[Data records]
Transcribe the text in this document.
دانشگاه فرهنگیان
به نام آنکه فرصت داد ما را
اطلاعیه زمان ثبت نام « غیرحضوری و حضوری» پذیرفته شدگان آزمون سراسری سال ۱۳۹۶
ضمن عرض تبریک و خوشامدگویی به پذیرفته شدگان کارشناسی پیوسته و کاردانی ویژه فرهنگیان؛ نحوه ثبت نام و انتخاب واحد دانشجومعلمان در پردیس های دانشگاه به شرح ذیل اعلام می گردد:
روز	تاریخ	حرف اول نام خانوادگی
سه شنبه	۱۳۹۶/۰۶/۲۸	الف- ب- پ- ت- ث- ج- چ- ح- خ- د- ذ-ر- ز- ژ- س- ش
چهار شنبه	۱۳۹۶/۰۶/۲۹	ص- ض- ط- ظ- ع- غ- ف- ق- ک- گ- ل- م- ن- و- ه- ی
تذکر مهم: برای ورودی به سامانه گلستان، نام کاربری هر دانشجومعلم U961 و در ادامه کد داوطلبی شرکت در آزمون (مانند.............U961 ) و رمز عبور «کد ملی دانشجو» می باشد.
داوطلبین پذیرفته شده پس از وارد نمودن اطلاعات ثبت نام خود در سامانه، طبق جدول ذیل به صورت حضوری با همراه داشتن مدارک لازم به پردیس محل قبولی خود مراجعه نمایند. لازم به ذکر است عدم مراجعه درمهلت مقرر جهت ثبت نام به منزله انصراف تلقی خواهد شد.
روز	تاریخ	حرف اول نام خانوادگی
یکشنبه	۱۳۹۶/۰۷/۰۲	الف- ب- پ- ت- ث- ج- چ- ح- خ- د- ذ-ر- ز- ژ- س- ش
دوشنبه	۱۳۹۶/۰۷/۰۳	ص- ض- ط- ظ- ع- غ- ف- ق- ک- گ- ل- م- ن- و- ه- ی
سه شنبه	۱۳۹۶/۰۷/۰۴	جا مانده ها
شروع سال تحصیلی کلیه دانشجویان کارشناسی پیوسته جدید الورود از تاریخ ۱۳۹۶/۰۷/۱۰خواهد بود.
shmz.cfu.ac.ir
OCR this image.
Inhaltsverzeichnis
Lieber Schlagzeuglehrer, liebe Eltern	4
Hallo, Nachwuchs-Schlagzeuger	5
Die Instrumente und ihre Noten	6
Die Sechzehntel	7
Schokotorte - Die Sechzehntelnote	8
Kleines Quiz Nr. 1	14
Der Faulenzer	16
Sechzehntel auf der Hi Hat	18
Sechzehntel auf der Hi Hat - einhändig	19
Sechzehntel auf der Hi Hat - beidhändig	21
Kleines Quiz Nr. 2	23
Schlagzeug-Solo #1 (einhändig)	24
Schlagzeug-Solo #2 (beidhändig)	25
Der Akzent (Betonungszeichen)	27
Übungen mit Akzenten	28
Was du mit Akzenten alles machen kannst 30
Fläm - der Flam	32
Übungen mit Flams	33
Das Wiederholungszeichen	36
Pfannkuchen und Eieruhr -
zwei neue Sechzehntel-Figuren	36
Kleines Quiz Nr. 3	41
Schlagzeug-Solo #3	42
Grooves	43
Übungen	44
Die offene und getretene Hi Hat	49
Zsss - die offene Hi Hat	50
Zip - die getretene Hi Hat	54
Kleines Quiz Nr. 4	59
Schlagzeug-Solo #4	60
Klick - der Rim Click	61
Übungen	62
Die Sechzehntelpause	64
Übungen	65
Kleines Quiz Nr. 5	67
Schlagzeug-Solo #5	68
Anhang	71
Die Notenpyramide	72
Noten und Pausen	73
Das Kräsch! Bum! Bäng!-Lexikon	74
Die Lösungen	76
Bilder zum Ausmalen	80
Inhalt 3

■ **Required task**
Return only those lines of the records that contain the string "getretene".

■ **Exercise response**
Die offene und getretene Hi Hat	49
Zip - die getretene Hi Hat	54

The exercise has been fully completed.